→ DIRECTION: The entries are to be returned exactly, with images left out.

→ DATA RECORDS:
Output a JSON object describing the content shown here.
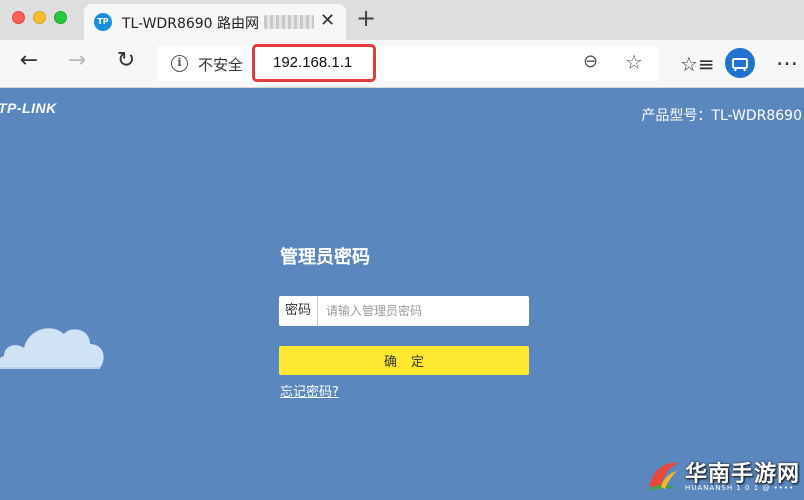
{
  "browser": {
    "tab": {
      "favicon_text": "TP",
      "title": "TL-WDR8690 路由网",
      "close": "✕"
    },
    "new_tab": "+",
    "nav": {
      "back": "←",
      "forward": "→",
      "reload": "↻"
    },
    "address": {
      "security_label": "不安全",
      "url": "192.168.1.1"
    },
    "icons": {
      "zoom": "⊖",
      "favorite": "☆",
      "favorites_list": "☆≡",
      "menu": "…"
    },
    "accent_color": "#1e73d2",
    "highlight_color": "#e33b3b"
  },
  "page": {
    "brand": "TP-LINK",
    "model_label": "产品型号：TL-WDR8690",
    "login": {
      "title": "管理员密码",
      "password_label": "密码",
      "password_placeholder": "请输入管理员密码",
      "confirm_button": "确定",
      "forgot_link": "忘记密码?"
    },
    "background_color": "#5b87bf",
    "button_color": "#fee930"
  },
  "watermark": {
    "title": "华南手游网",
    "subtitle": "HUANANSH 1 0 1 @ ••••"
  }
}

→ TASK ANSWER:
Output a JSON object describing the content shown here.
{
  "browser": {
    "tab": {
      "favicon_text": "TP",
      "title": "TL-WDR8690 路由网",
      "close": "✕"
    },
    "new_tab": "+",
    "nav": {
      "back": "←",
      "forward": "→",
      "reload": "↻"
    },
    "address": {
      "security_label": "不安全",
      "url": "192.168.1.1"
    },
    "icons": {
      "zoom": "⊖",
      "favorite": "☆",
      "favorites_list": "☆≡",
      "menu": "…"
    },
    "accent_color": "#1e73d2",
    "highlight_color": "#e33b3b"
  },
  "page": {
    "brand": "TP-LINK",
    "model_label": "产品型号：TL-WDR8690",
    "login": {
      "title": "管理员密码",
      "password_label": "密码",
      "password_placeholder": "请输入管理员密码",
      "confirm_button": "确定",
      "forgot_link": "忘记密码?"
    },
    "background_color": "#5b87bf",
    "button_color": "#fee930"
  },
  "watermark": {
    "title": "华南手游网",
    "subtitle": "HUANANSH 1 0 1 @ ••••"
  }
}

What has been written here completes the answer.